┌─ DATA SHOWN

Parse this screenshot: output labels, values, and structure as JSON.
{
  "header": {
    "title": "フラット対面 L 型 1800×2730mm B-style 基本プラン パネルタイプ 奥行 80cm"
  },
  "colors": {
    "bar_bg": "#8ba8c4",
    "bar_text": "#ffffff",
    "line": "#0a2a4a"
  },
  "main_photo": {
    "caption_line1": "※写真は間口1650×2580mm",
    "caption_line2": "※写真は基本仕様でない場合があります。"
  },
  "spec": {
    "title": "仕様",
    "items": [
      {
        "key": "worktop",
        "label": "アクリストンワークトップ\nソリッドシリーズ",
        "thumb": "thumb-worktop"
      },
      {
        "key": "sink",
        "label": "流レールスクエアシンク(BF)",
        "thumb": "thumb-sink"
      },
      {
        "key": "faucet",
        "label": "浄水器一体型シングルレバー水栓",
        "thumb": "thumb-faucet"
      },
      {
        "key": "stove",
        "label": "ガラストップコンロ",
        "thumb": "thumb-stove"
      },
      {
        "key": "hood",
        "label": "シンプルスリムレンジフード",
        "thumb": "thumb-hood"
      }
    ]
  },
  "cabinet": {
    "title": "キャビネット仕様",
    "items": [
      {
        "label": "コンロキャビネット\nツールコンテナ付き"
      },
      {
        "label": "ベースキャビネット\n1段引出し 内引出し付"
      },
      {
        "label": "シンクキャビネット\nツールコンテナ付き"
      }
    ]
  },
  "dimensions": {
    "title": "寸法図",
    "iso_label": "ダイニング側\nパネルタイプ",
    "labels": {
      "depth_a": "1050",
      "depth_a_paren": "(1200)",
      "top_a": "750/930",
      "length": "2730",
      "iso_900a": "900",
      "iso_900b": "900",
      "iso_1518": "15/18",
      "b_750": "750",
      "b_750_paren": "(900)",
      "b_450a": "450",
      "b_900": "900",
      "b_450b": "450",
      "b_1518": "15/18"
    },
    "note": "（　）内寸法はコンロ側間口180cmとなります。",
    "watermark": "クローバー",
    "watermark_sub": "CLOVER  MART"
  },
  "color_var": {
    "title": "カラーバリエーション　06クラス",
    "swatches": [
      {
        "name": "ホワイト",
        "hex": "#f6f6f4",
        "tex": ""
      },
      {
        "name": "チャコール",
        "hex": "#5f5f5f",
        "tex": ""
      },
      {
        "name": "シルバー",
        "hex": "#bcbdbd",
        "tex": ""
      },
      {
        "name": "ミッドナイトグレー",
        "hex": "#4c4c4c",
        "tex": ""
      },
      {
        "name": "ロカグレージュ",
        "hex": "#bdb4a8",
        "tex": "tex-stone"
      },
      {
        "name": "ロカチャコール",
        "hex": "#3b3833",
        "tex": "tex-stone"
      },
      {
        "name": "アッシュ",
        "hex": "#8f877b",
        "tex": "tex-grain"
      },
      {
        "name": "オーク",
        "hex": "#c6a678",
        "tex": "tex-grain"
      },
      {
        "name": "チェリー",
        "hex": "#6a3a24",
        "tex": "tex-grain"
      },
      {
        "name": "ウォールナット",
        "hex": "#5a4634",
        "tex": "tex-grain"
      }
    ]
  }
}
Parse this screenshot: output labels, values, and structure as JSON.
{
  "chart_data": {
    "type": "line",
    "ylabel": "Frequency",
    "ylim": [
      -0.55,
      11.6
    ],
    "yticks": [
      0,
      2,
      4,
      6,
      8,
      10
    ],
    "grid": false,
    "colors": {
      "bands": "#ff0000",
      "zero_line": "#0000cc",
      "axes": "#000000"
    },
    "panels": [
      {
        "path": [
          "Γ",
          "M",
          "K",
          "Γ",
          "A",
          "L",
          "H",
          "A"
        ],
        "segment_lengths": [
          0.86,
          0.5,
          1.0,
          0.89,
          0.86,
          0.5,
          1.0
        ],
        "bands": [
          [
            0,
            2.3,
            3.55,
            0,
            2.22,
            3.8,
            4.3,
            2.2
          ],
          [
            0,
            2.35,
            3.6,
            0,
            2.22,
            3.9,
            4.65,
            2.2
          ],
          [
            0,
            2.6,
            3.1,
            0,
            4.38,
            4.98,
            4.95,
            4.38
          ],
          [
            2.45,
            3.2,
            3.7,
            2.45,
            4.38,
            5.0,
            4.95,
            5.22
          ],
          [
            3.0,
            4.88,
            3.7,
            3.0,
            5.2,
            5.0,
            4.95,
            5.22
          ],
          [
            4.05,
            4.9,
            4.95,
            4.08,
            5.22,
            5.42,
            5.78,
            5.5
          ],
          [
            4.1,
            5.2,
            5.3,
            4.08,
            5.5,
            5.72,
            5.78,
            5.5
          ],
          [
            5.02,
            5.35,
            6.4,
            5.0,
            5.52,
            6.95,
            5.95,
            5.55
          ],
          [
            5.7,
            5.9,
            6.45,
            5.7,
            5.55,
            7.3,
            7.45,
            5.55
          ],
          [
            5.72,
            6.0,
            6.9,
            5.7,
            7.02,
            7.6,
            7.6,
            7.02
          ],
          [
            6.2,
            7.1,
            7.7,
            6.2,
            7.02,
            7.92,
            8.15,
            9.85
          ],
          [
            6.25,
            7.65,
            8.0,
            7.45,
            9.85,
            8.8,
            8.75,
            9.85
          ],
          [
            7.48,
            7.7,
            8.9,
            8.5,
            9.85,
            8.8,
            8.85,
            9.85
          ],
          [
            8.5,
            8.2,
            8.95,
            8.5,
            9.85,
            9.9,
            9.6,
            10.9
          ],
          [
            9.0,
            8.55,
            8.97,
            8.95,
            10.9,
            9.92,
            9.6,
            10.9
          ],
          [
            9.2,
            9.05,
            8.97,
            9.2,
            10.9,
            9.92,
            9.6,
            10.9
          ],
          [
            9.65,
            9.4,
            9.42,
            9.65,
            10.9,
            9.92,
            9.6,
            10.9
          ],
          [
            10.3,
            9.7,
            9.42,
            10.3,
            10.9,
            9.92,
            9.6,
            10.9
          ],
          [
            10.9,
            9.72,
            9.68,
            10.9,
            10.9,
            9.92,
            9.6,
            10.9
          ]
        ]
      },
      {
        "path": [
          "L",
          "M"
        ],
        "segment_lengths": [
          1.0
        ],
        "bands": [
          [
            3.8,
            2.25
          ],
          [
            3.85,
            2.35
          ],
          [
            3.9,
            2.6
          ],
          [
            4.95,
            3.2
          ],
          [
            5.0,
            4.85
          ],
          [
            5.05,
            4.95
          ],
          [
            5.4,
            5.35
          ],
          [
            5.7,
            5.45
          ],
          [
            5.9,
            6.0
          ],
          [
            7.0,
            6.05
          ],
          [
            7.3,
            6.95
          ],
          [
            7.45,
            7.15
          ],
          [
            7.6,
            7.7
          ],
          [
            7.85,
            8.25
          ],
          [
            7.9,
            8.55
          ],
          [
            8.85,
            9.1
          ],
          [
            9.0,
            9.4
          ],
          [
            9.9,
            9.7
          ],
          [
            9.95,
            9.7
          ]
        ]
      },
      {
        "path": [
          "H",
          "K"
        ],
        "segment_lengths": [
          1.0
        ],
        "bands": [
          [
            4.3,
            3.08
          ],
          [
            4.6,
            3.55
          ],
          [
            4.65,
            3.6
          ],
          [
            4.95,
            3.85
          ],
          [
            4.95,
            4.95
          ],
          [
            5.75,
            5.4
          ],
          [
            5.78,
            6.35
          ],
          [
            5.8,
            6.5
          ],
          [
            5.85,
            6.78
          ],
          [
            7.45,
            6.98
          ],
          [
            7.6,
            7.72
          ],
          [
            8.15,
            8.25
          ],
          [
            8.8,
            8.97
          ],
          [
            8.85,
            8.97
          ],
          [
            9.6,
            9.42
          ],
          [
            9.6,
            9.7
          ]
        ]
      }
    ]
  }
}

└─

Repeat all the entries word for word.

Parse this screenshot: output labels, values, and structure as JSON.
{
  "header": {
    "title": "フラット対面 L 型 1800×2730mm B-style 基本プラン パネルタイプ 奥行 80cm"
  },
  "colors": {
    "bar_bg": "#8ba8c4",
    "bar_text": "#ffffff",
    "line": "#0a2a4a"
  },
  "main_photo": {
    "caption_line1": "※写真は間口1650×2580mm",
    "caption_line2": "※写真は基本仕様でない場合があります。"
  },
  "spec": {
    "title": "仕様",
    "items": [
      {
        "key": "worktop",
        "label": "アクリストンワークトップ\nソリッドシリーズ",
        "thumb": "thumb-worktop"
      },
      {
        "key": "sink",
        "label": "流レールスクエアシンク(BF)",
        "thumb": "thumb-sink"
      },
      {
        "key": "faucet",
        "label": "浄水器一体型シングルレバー水栓",
        "thumb": "thumb-faucet"
      },
      {
        "key": "stove",
        "label": "ガラストップコンロ",
        "thumb": "thumb-stove"
      },
      {
        "key": "hood",
        "label": "シンプルスリムレンジフード",
        "thumb": "thumb-hood"
      }
    ]
  },
  "cabinet": {
    "title": "キャビネット仕様",
    "items": [
      {
        "label": "コンロキャビネット\nツールコンテナ付き"
      },
      {
        "label": "ベースキャビネット\n1段引出し 内引出し付"
      },
      {
        "label": "シンクキャビネット\nツールコンテナ付き"
      }
    ]
  },
  "dimensions": {
    "title": "寸法図",
    "iso_label": "ダイニング側\nパネルタイプ",
    "labels": {
      "depth_a": "1050",
      "depth_a_paren": "(1200)",
      "top_a": "750/930",
      "length": "2730",
      "iso_900a": "900",
      "iso_900b": "900",
      "iso_1518": "15/18",
      "b_750": "750",
      "b_750_paren": "(900)",
      "b_450a": "450",
      "b_900": "900",
      "b_450b": "450",
      "b_1518": "15/18"
    },
    "note": "（　）内寸法はコンロ側間口180cmとなります。",
    "watermark": "クローバー",
    "watermark_sub": "CLOVER  MART"
  },
  "color_var": {
    "title": "カラーバリエーション　06クラス",
    "swatches": [
      {
        "name": "ホワイト",
        "hex": "#f6f6f4",
        "tex": ""
      },
      {
        "name": "チャコール",
        "hex": "#5f5f5f",
        "tex": ""
      },
      {
        "name": "シルバー",
        "hex": "#bcbdbd",
        "tex": ""
      },
      {
        "name": "ミッドナイトグレー",
        "hex": "#4c4c4c",
        "tex": ""
      },
      {
        "name": "ロカグレージュ",
        "hex": "#bdb4a8",
        "tex": "tex-stone"
      },
      {
        "name": "ロカチャコール",
        "hex": "#3b3833",
        "tex": "tex-stone"
      },
      {
        "name": "アッシュ",
        "hex": "#8f877b",
        "tex": "tex-grain"
      },
      {
        "name": "オーク",
        "hex": "#c6a678",
        "tex": "tex-grain"
      },
      {
        "name": "チェリー",
        "hex": "#6a3a24",
        "tex": "tex-grain"
      },
      {
        "name": "ウォールナット",
        "hex": "#5a4634",
        "tex": "tex-grain"
      }
    ]
  }
}
Parse this screenshot: output labels, values, and structure as JSON.
{
  "chart_data": {
    "type": "line",
    "ylabel": "Frequency",
    "ylim": [
      -0.55,
      11.6
    ],
    "yticks": [
      0,
      2,
      4,
      6,
      8,
      10
    ],
    "grid": false,
    "colors": {
      "bands": "#ff0000",
      "zero_line": "#0000cc",
      "axes": "#000000"
    },
    "panels": [
      {
        "path": [
          "Γ",
          "M",
          "K",
          "Γ",
          "A",
          "L",
          "H",
          "A"
        ],
        "segment_lengths": [
          0.86,
          0.5,
          1.0,
          0.89,
          0.86,
          0.5,
          1.0
        ],
        "bands": [
          [
            0,
            2.3,
            3.55,
            0,
            2.22,
            3.8,
            4.3,
            2.2
          ],
          [
            0,
            2.35,
            3.6,
            0,
            2.22,
            3.9,
            4.65,
            2.2
          ],
          [
            0,
            2.6,
            3.1,
            0,
            4.38,
            4.98,
            4.95,
            4.38
          ],
          [
            2.45,
            3.2,
            3.7,
            2.45,
            4.38,
            5.0,
            4.95,
            5.22
          ],
          [
            3.0,
            4.88,
            3.7,
            3.0,
            5.2,
            5.0,
            4.95,
            5.22
          ],
          [
            4.05,
            4.9,
            4.95,
            4.08,
            5.22,
            5.42,
            5.78,
            5.5
          ],
          [
            4.1,
            5.2,
            5.3,
            4.08,
            5.5,
            5.72,
            5.78,
            5.5
          ],
          [
            5.02,
            5.35,
            6.4,
            5.0,
            5.52,
            6.95,
            5.95,
            5.55
          ],
          [
            5.7,
            5.9,
            6.45,
            5.7,
            5.55,
            7.3,
            7.45,
            5.55
          ],
          [
            5.72,
            6.0,
            6.9,
            5.7,
            7.02,
            7.6,
            7.6,
            7.02
          ],
          [
            6.2,
            7.1,
            7.7,
            6.2,
            7.02,
            7.92,
            8.15,
            9.85
          ],
          [
            6.25,
            7.65,
            8.0,
            7.45,
            9.85,
            8.8,
            8.75,
            9.85
          ],
          [
            7.48,
            7.7,
            8.9,
            8.5,
            9.85,
            8.8,
            8.85,
            9.85
          ],
          [
            8.5,
            8.2,
            8.95,
            8.5,
            9.85,
            9.9,
            9.6,
            10.9
          ],
          [
            9.0,
            8.55,
            8.97,
            8.95,
            10.9,
            9.92,
            9.6,
            10.9
          ],
          [
            9.2,
            9.05,
            8.97,
            9.2,
            10.9,
            9.92,
            9.6,
            10.9
          ],
          [
            9.65,
            9.4,
            9.42,
            9.65,
            10.9,
            9.92,
            9.6,
            10.9
          ],
          [
            10.3,
            9.7,
            9.42,
            10.3,
            10.9,
            9.92,
            9.6,
            10.9
          ],
          [
            10.9,
            9.72,
            9.68,
            10.9,
            10.9,
            9.92,
            9.6,
            10.9
          ]
        ]
      },
      {
        "path": [
          "L",
          "M"
        ],
        "segment_lengths": [
          1.0
        ],
        "bands": [
          [
            3.8,
            2.25
          ],
          [
            3.85,
            2.35
          ],
          [
            3.9,
            2.6
          ],
          [
            4.95,
            3.2
          ],
          [
            5.0,
            4.85
          ],
          [
            5.05,
            4.95
          ],
          [
            5.4,
            5.35
          ],
          [
            5.7,
            5.45
          ],
          [
            5.9,
            6.0
          ],
          [
            7.0,
            6.05
          ],
          [
            7.3,
            6.95
          ],
          [
            7.45,
            7.15
          ],
          [
            7.6,
            7.7
          ],
          [
            7.85,
            8.25
          ],
          [
            7.9,
            8.55
          ],
          [
            8.85,
            9.1
          ],
          [
            9.0,
            9.4
          ],
          [
            9.9,
            9.7
          ],
          [
            9.95,
            9.7
          ]
        ]
      },
      {
        "path": [
          "H",
          "K"
        ],
        "segment_lengths": [
          1.0
        ],
        "bands": [
          [
            4.3,
            3.08
          ],
          [
            4.6,
            3.55
          ],
          [
            4.65,
            3.6
          ],
          [
            4.95,
            3.85
          ],
          [
            4.95,
            4.95
          ],
          [
            5.75,
            5.4
          ],
          [
            5.78,
            6.35
          ],
          [
            5.8,
            6.5
          ],
          [
            5.85,
            6.78
          ],
          [
            7.45,
            6.98
          ],
          [
            7.6,
            7.72
          ],
          [
            8.15,
            8.25
          ],
          [
            8.8,
            8.97
          ],
          [
            8.85,
            8.97
          ],
          [
            9.6,
            9.42
          ],
          [
            9.6,
            9.7
          ]
        ]
      }
    ]
  }
}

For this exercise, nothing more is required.